--- Start EXERCISE INPUT ---
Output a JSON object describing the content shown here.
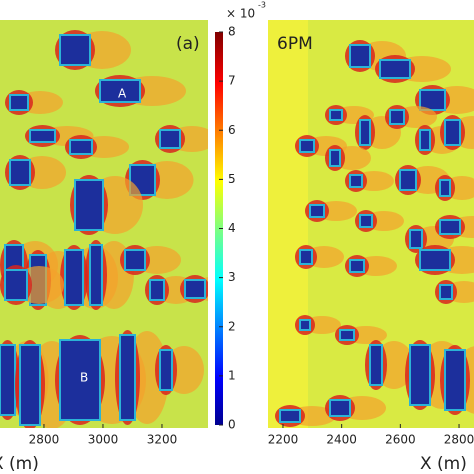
{
  "chart_data": [
    {
      "type": "heatmap",
      "panel_label": "(a)",
      "annotations": [
        "A",
        "B"
      ],
      "xlabel": "X (m)",
      "xlim": [
        2651,
        3356
      ],
      "xticks": [
        2800,
        3000,
        3200
      ]
    },
    {
      "type": "heatmap",
      "panel_label": "6PM",
      "xlabel": "X (m)",
      "xlim": [
        2149,
        2851
      ],
      "xticks": [
        2200,
        2400,
        2600,
        2800
      ]
    }
  ],
  "colorbar": {
    "ylim": [
      0,
      8
    ],
    "yticks": [
      0,
      1,
      2,
      3,
      4,
      5,
      6,
      7,
      8
    ],
    "scale_label": "× 10",
    "scale_exponent": "-3"
  }
}
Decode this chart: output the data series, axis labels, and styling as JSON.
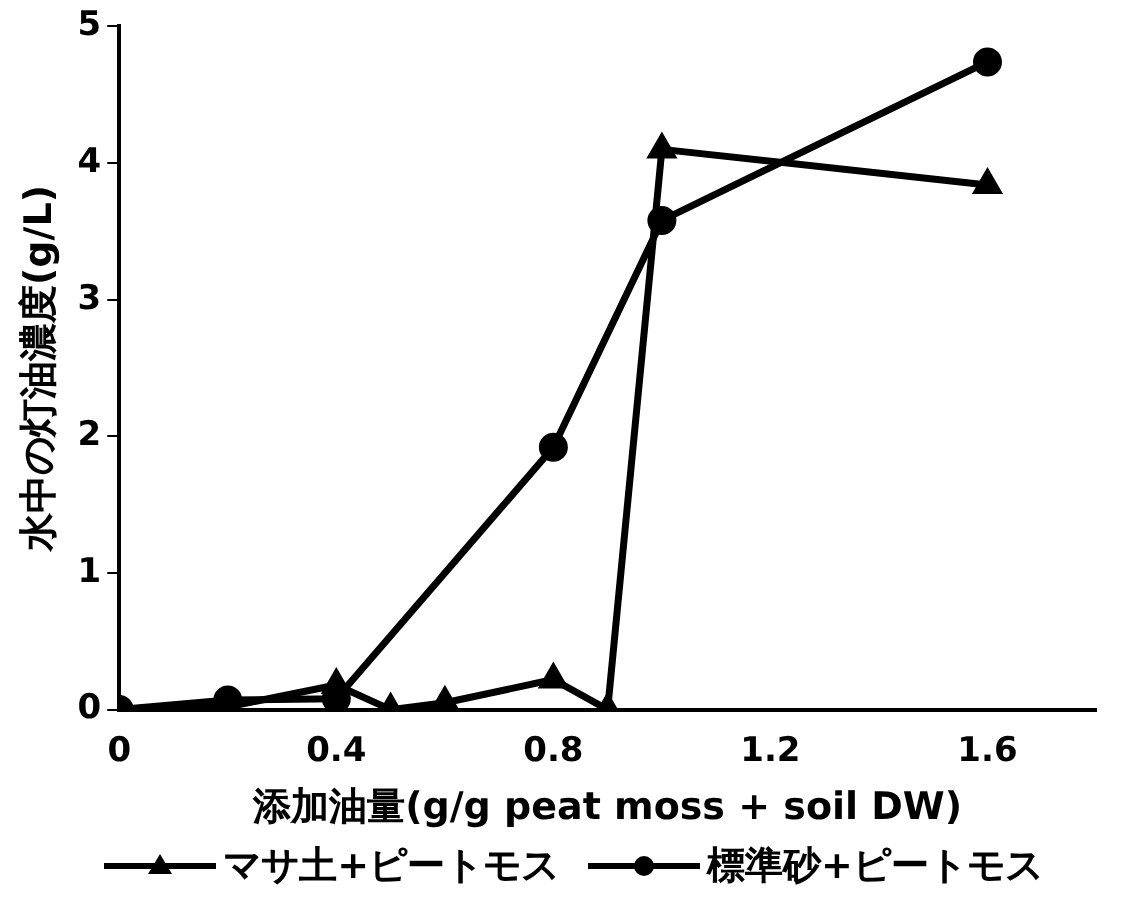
{
  "chart_data": {
    "type": "line",
    "xlabel": "添加油量(g/g peat moss + soil DW)",
    "ylabel": "水中の灯油濃度(g/L)",
    "xlim": [
      0,
      1.8
    ],
    "xticks": [
      0,
      0.4,
      0.8,
      1.2,
      1.6
    ],
    "ylim": [
      0,
      5
    ],
    "yticks": [
      0,
      1,
      2,
      3,
      4,
      5
    ],
    "grid": false,
    "legend": "bottom",
    "series": [
      {
        "name": "マサ土+ピートモス",
        "color": "#000000",
        "marker": "triangle",
        "x": [
          0,
          0.2,
          0.4,
          0.5,
          0.6,
          0.8,
          0.9,
          1.0,
          1.6
        ],
        "values": [
          0,
          0.02,
          0.18,
          0,
          0.05,
          0.22,
          0,
          4.1,
          3.84
        ]
      },
      {
        "name": "標準砂+ピートモス",
        "color": "#000000",
        "marker": "circle",
        "x": [
          0,
          0.2,
          0.4,
          0.8,
          1.0,
          1.6
        ],
        "values": [
          0,
          0.07,
          0.08,
          1.92,
          3.58,
          4.74
        ]
      }
    ]
  }
}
--- End EXERCISE INPUT ---
Transcribe every record above exactly as written, leaving out any pictures.

Output a JSON object describing the content shown here.
{
  "chart_data": [
    {
      "type": "heatmap",
      "panel_label": "(a)",
      "annotations": [
        "A",
        "B"
      ],
      "xlabel": "X (m)",
      "xlim": [
        2651,
        3356
      ],
      "xticks": [
        2800,
        3000,
        3200
      ]
    },
    {
      "type": "heatmap",
      "panel_label": "6PM",
      "xlabel": "X (m)",
      "xlim": [
        2149,
        2851
      ],
      "xticks": [
        2200,
        2400,
        2600,
        2800
      ]
    }
  ],
  "colorbar": {
    "ylim": [
      0,
      8
    ],
    "yticks": [
      0,
      1,
      2,
      3,
      4,
      5,
      6,
      7,
      8
    ],
    "scale_label": "× 10",
    "scale_exponent": "-3"
  }
}
Decode this chart: output the data series, axis labels, and styling as JSON.
{
  "chart_data": {
    "type": "line",
    "xlabel": "添加油量(g/g peat moss + soil DW)",
    "ylabel": "水中の灯油濃度(g/L)",
    "xlim": [
      0,
      1.8
    ],
    "xticks": [
      0,
      0.4,
      0.8,
      1.2,
      1.6
    ],
    "ylim": [
      0,
      5
    ],
    "yticks": [
      0,
      1,
      2,
      3,
      4,
      5
    ],
    "grid": false,
    "legend": "bottom",
    "series": [
      {
        "name": "マサ土+ピートモス",
        "color": "#000000",
        "marker": "triangle",
        "x": [
          0,
          0.2,
          0.4,
          0.5,
          0.6,
          0.8,
          0.9,
          1.0,
          1.6
        ],
        "values": [
          0,
          0.02,
          0.18,
          0,
          0.05,
          0.22,
          0,
          4.1,
          3.84
        ]
      },
      {
        "name": "標準砂+ピートモス",
        "color": "#000000",
        "marker": "circle",
        "x": [
          0,
          0.2,
          0.4,
          0.8,
          1.0,
          1.6
        ],
        "values": [
          0,
          0.07,
          0.08,
          1.92,
          3.58,
          4.74
        ]
      }
    ]
  }
}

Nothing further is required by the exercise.